Tally how many lines of these entries hold the string "служащий". Return the number alone.
___ Given data ___
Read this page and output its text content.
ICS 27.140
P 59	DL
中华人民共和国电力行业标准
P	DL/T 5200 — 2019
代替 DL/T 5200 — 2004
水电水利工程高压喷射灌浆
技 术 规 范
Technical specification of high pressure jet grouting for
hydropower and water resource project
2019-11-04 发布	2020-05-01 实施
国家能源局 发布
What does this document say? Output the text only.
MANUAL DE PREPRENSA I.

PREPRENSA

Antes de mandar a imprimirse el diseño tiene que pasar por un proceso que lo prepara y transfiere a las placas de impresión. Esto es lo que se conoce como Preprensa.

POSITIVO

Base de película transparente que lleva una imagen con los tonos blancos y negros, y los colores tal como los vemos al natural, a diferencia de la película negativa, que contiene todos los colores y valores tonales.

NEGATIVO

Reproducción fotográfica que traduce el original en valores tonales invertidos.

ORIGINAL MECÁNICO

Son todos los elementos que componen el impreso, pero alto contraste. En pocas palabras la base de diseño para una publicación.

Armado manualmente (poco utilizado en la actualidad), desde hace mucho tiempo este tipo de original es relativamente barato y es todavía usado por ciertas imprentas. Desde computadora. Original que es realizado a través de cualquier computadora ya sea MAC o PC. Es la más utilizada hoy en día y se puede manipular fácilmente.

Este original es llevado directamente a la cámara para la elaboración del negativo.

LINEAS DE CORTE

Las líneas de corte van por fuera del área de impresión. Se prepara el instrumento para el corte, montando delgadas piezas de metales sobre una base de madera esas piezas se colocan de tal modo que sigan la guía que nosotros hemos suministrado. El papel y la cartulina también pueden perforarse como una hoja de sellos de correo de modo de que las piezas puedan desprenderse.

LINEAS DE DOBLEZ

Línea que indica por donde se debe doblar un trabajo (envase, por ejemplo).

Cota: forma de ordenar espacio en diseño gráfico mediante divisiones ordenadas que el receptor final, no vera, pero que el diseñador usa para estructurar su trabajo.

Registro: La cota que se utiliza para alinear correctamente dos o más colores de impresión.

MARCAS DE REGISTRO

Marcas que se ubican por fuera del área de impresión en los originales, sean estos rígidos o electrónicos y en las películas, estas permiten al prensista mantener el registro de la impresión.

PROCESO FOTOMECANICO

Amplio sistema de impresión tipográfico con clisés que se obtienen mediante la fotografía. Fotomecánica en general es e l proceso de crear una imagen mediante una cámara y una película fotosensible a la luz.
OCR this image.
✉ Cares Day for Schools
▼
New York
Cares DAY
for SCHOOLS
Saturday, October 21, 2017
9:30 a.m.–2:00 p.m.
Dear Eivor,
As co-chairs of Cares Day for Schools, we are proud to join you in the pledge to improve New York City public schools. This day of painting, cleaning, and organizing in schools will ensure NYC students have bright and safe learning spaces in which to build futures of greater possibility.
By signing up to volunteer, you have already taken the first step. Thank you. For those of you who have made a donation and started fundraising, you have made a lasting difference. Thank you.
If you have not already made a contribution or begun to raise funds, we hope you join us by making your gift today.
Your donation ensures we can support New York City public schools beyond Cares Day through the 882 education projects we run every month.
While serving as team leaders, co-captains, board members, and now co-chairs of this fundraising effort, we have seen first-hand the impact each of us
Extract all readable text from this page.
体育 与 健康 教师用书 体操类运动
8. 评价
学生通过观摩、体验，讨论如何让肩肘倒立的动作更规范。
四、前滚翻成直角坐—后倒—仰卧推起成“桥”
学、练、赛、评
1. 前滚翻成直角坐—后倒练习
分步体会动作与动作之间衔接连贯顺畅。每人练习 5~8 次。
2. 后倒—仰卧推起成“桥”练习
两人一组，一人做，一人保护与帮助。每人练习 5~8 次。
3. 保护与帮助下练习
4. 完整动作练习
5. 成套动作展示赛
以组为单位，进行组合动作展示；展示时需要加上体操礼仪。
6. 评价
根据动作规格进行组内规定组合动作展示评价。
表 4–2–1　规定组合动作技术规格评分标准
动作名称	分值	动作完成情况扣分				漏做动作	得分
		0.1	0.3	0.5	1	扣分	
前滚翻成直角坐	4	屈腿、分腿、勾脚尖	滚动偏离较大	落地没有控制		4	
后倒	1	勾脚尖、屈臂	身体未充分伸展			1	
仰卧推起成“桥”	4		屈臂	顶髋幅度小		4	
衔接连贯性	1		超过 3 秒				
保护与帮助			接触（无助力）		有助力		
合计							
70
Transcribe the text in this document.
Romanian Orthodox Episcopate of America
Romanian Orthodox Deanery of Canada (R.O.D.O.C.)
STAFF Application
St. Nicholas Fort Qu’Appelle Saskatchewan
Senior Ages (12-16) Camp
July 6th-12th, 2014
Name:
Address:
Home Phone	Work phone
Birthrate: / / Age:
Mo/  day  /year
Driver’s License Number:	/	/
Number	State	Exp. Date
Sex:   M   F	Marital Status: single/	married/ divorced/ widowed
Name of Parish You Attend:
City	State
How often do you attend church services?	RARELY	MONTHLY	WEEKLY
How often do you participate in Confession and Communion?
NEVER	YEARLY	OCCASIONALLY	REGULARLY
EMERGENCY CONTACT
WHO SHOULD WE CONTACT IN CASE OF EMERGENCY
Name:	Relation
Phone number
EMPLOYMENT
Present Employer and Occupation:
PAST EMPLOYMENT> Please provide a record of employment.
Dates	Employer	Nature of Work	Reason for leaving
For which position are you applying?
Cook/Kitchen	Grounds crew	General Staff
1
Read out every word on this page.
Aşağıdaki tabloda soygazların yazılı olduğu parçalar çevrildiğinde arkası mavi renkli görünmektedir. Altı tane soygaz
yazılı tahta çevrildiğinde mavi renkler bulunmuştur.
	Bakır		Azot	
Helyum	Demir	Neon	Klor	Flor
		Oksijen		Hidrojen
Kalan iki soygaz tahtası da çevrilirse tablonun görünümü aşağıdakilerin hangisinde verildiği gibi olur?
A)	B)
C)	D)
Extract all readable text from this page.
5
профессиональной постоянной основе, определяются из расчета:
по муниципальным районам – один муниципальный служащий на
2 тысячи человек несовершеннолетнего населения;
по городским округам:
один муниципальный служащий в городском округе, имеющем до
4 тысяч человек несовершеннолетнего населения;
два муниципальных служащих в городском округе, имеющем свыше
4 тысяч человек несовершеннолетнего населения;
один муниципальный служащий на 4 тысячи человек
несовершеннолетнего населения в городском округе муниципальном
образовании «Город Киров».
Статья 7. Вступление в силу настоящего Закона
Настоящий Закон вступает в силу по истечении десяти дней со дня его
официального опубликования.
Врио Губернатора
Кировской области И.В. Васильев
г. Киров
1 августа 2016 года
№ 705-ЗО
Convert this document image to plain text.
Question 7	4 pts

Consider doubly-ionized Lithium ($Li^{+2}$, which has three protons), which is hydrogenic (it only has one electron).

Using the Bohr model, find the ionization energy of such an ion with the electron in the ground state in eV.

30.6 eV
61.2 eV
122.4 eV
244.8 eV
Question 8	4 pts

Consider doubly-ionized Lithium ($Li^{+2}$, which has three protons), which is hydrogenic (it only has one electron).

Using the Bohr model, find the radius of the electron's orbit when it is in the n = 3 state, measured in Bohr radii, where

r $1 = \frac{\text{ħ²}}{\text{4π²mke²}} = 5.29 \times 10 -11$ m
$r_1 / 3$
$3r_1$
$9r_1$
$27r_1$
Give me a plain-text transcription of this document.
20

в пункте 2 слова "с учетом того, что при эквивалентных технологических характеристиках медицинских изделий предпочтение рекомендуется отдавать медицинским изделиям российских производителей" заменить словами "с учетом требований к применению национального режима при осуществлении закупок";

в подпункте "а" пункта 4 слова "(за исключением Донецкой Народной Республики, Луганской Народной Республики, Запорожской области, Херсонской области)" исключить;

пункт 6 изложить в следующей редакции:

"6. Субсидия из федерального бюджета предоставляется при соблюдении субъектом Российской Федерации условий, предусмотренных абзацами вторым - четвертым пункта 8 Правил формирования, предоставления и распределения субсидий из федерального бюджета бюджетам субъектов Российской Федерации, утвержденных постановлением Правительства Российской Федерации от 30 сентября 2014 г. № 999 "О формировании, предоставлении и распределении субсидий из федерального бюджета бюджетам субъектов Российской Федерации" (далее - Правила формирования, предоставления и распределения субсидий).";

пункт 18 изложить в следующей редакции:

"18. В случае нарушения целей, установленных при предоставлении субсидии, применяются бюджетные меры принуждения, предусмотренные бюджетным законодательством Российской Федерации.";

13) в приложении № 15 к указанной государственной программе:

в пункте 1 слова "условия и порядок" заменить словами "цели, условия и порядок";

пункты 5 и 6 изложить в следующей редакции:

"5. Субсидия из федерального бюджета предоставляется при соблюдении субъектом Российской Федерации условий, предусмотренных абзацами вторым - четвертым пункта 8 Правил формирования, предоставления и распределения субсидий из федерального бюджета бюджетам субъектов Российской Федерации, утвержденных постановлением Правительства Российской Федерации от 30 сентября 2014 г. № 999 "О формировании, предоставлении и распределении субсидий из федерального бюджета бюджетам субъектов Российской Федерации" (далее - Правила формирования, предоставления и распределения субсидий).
___
Task output:
3